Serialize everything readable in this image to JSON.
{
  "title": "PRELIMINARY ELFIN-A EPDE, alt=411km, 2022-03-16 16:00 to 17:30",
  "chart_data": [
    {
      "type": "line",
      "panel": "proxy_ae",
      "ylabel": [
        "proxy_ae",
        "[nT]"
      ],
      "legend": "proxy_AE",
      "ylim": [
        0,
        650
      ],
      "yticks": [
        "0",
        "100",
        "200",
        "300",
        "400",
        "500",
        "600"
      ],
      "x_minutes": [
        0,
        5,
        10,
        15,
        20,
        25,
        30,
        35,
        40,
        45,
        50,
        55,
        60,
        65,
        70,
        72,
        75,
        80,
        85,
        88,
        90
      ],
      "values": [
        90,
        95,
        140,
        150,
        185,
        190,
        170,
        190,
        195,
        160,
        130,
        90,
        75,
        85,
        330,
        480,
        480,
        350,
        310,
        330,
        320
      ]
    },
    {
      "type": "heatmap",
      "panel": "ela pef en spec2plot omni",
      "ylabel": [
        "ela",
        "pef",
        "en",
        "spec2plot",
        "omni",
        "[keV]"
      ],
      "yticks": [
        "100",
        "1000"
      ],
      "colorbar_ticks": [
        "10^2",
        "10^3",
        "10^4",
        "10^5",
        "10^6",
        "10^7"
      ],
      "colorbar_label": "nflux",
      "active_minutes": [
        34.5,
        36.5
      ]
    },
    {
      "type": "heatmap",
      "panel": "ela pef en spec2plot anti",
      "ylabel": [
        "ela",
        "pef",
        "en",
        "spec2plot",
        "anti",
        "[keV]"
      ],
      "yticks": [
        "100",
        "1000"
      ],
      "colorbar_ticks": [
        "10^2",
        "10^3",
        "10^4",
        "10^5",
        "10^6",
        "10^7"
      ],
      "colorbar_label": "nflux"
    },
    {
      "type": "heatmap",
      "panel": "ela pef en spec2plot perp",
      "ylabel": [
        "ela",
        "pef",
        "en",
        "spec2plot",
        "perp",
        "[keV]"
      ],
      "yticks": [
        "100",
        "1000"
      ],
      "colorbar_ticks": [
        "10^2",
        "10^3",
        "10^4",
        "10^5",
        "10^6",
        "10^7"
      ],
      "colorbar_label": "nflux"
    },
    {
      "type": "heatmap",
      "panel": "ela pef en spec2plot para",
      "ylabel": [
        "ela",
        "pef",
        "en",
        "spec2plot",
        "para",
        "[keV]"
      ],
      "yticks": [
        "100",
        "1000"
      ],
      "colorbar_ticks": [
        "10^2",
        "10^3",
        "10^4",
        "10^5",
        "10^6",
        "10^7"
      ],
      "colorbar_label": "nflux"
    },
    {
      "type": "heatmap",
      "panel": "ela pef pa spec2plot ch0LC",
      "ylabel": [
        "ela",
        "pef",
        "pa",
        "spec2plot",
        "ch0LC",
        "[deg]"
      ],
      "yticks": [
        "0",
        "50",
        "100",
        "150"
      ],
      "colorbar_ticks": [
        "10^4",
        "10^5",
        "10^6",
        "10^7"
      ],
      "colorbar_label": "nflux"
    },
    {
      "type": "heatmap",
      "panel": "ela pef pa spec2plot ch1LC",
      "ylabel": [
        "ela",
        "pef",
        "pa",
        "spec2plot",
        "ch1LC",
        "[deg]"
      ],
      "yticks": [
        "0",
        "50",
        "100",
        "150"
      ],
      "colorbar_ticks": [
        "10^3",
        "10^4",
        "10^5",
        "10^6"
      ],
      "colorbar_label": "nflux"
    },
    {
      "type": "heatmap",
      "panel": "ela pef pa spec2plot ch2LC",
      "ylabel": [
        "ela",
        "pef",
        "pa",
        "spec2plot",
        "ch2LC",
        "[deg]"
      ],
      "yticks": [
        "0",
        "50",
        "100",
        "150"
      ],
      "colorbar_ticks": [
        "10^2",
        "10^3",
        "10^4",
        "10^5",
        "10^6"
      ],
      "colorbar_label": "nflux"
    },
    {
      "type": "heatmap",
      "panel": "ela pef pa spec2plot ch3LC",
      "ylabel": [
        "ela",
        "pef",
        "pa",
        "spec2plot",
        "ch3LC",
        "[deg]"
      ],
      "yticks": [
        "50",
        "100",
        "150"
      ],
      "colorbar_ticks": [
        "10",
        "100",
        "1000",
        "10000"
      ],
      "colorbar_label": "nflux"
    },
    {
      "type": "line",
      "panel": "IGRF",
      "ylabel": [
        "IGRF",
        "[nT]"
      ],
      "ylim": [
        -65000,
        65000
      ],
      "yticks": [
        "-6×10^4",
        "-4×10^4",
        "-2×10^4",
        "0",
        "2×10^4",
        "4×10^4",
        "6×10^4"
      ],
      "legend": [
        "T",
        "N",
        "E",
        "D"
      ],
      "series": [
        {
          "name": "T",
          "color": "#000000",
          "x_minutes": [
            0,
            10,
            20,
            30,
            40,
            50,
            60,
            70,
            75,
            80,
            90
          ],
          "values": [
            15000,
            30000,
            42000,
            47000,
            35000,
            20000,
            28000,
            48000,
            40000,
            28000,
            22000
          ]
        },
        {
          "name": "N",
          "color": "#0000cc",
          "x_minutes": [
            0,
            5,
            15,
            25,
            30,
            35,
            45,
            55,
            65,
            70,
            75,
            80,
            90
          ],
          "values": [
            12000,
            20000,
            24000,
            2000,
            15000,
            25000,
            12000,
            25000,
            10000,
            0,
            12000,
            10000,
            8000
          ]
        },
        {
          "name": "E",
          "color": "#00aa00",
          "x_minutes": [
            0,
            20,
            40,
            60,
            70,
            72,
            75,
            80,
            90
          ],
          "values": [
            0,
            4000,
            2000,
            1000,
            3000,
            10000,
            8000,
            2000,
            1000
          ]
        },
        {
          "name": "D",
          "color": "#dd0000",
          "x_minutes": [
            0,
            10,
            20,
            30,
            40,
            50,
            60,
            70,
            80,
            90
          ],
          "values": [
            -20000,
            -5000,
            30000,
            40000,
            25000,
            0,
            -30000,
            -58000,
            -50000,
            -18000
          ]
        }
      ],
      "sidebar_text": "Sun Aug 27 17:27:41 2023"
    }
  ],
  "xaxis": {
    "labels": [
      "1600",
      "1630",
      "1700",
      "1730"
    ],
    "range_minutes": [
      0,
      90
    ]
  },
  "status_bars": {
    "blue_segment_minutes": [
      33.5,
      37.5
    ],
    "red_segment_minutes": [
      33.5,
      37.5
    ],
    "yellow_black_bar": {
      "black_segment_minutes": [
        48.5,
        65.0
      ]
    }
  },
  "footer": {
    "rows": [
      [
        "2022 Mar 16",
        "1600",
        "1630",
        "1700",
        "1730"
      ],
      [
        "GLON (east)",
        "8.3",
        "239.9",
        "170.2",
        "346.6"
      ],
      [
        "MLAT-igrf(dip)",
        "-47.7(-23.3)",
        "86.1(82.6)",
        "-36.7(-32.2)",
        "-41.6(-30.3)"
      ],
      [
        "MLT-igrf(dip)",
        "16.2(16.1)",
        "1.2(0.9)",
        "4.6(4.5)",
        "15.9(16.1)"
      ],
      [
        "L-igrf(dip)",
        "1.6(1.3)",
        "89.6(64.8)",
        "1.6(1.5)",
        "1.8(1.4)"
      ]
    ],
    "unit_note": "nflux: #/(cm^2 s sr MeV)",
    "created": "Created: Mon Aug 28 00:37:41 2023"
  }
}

◆ ◆ ◆ ◆ ◆

Exercise prompt. Type out the material again exactly as presented.

Solution for this problem.
Serialize everything readable in this image to JSON.
{
  "title": "PRELIMINARY ELFIN-A EPDE, alt=411km, 2022-03-16 16:00 to 17:30",
  "chart_data": [
    {
      "type": "line",
      "panel": "proxy_ae",
      "ylabel": [
        "proxy_ae",
        "[nT]"
      ],
      "legend": "proxy_AE",
      "ylim": [
        0,
        650
      ],
      "yticks": [
        "0",
        "100",
        "200",
        "300",
        "400",
        "500",
        "600"
      ],
      "x_minutes": [
        0,
        5,
        10,
        15,
        20,
        25,
        30,
        35,
        40,
        45,
        50,
        55,
        60,
        65,
        70,
        72,
        75,
        80,
        85,
        88,
        90
      ],
      "values": [
        90,
        95,
        140,
        150,
        185,
        190,
        170,
        190,
        195,
        160,
        130,
        90,
        75,
        85,
        330,
        480,
        480,
        350,
        310,
        330,
        320
      ]
    },
    {
      "type": "heatmap",
      "panel": "ela pef en spec2plot omni",
      "ylabel": [
        "ela",
        "pef",
        "en",
        "spec2plot",
        "omni",
        "[keV]"
      ],
      "yticks": [
        "100",
        "1000"
      ],
      "colorbar_ticks": [
        "10^2",
        "10^3",
        "10^4",
        "10^5",
        "10^6",
        "10^7"
      ],
      "colorbar_label": "nflux",
      "active_minutes": [
        34.5,
        36.5
      ]
    },
    {
      "type": "heatmap",
      "panel": "ela pef en spec2plot anti",
      "ylabel": [
        "ela",
        "pef",
        "en",
        "spec2plot",
        "anti",
        "[keV]"
      ],
      "yticks": [
        "100",
        "1000"
      ],
      "colorbar_ticks": [
        "10^2",
        "10^3",
        "10^4",
        "10^5",
        "10^6",
        "10^7"
      ],
      "colorbar_label": "nflux"
    },
    {
      "type": "heatmap",
      "panel": "ela pef en spec2plot perp",
      "ylabel": [
        "ela",
        "pef",
        "en",
        "spec2plot",
        "perp",
        "[keV]"
      ],
      "yticks": [
        "100",
        "1000"
      ],
      "colorbar_ticks": [
        "10^2",
        "10^3",
        "10^4",
        "10^5",
        "10^6",
        "10^7"
      ],
      "colorbar_label": "nflux"
    },
    {
      "type": "heatmap",
      "panel": "ela pef en spec2plot para",
      "ylabel": [
        "ela",
        "pef",
        "en",
        "spec2plot",
        "para",
        "[keV]"
      ],
      "yticks": [
        "100",
        "1000"
      ],
      "colorbar_ticks": [
        "10^2",
        "10^3",
        "10^4",
        "10^5",
        "10^6",
        "10^7"
      ],
      "colorbar_label": "nflux"
    },
    {
      "type": "heatmap",
      "panel": "ela pef pa spec2plot ch0LC",
      "ylabel": [
        "ela",
        "pef",
        "pa",
        "spec2plot",
        "ch0LC",
        "[deg]"
      ],
      "yticks": [
        "0",
        "50",
        "100",
        "150"
      ],
      "colorbar_ticks": [
        "10^4",
        "10^5",
        "10^6",
        "10^7"
      ],
      "colorbar_label": "nflux"
    },
    {
      "type": "heatmap",
      "panel": "ela pef pa spec2plot ch1LC",
      "ylabel": [
        "ela",
        "pef",
        "pa",
        "spec2plot",
        "ch1LC",
        "[deg]"
      ],
      "yticks": [
        "0",
        "50",
        "100",
        "150"
      ],
      "colorbar_ticks": [
        "10^3",
        "10^4",
        "10^5",
        "10^6"
      ],
      "colorbar_label": "nflux"
    },
    {
      "type": "heatmap",
      "panel": "ela pef pa spec2plot ch2LC",
      "ylabel": [
        "ela",
        "pef",
        "pa",
        "spec2plot",
        "ch2LC",
        "[deg]"
      ],
      "yticks": [
        "0",
        "50",
        "100",
        "150"
      ],
      "colorbar_ticks": [
        "10^2",
        "10^3",
        "10^4",
        "10^5",
        "10^6"
      ],
      "colorbar_label": "nflux"
    },
    {
      "type": "heatmap",
      "panel": "ela pef pa spec2plot ch3LC",
      "ylabel": [
        "ela",
        "pef",
        "pa",
        "spec2plot",
        "ch3LC",
        "[deg]"
      ],
      "yticks": [
        "50",
        "100",
        "150"
      ],
      "colorbar_ticks": [
        "10",
        "100",
        "1000",
        "10000"
      ],
      "colorbar_label": "nflux"
    },
    {
      "type": "line",
      "panel": "IGRF",
      "ylabel": [
        "IGRF",
        "[nT]"
      ],
      "ylim": [
        -65000,
        65000
      ],
      "yticks": [
        "-6×10^4",
        "-4×10^4",
        "-2×10^4",
        "0",
        "2×10^4",
        "4×10^4",
        "6×10^4"
      ],
      "legend": [
        "T",
        "N",
        "E",
        "D"
      ],
      "series": [
        {
          "name": "T",
          "color": "#000000",
          "x_minutes": [
            0,
            10,
            20,
            30,
            40,
            50,
            60,
            70,
            75,
            80,
            90
          ],
          "values": [
            15000,
            30000,
            42000,
            47000,
            35000,
            20000,
            28000,
            48000,
            40000,
            28000,
            22000
          ]
        },
        {
          "name": "N",
          "color": "#0000cc",
          "x_minutes": [
            0,
            5,
            15,
            25,
            30,
            35,
            45,
            55,
            65,
            70,
            75,
            80,
            90
          ],
          "values": [
            12000,
            20000,
            24000,
            2000,
            15000,
            25000,
            12000,
            25000,
            10000,
            0,
            12000,
            10000,
            8000
          ]
        },
        {
          "name": "E",
          "color": "#00aa00",
          "x_minutes": [
            0,
            20,
            40,
            60,
            70,
            72,
            75,
            80,
            90
          ],
          "values": [
            0,
            4000,
            2000,
            1000,
            3000,
            10000,
            8000,
            2000,
            1000
          ]
        },
        {
          "name": "D",
          "color": "#dd0000",
          "x_minutes": [
            0,
            10,
            20,
            30,
            40,
            50,
            60,
            70,
            80,
            90
          ],
          "values": [
            -20000,
            -5000,
            30000,
            40000,
            25000,
            0,
            -30000,
            -58000,
            -50000,
            -18000
          ]
        }
      ],
      "sidebar_text": "Sun Aug 27 17:27:41 2023"
    }
  ],
  "xaxis": {
    "labels": [
      "1600",
      "1630",
      "1700",
      "1730"
    ],
    "range_minutes": [
      0,
      90
    ]
  },
  "status_bars": {
    "blue_segment_minutes": [
      33.5,
      37.5
    ],
    "red_segment_minutes": [
      33.5,
      37.5
    ],
    "yellow_black_bar": {
      "black_segment_minutes": [
        48.5,
        65.0
      ]
    }
  },
  "footer": {
    "rows": [
      [
        "2022 Mar 16",
        "1600",
        "1630",
        "1700",
        "1730"
      ],
      [
        "GLON (east)",
        "8.3",
        "239.9",
        "170.2",
        "346.6"
      ],
      [
        "MLAT-igrf(dip)",
        "-47.7(-23.3)",
        "86.1(82.6)",
        "-36.7(-32.2)",
        "-41.6(-30.3)"
      ],
      [
        "MLT-igrf(dip)",
        "16.2(16.1)",
        "1.2(0.9)",
        "4.6(4.5)",
        "15.9(16.1)"
      ],
      [
        "L-igrf(dip)",
        "1.6(1.3)",
        "89.6(64.8)",
        "1.6(1.5)",
        "1.8(1.4)"
      ]
    ],
    "unit_note": "nflux: #/(cm^2 s sr MeV)",
    "created": "Created: Mon Aug 28 00:37:41 2023"
  }
}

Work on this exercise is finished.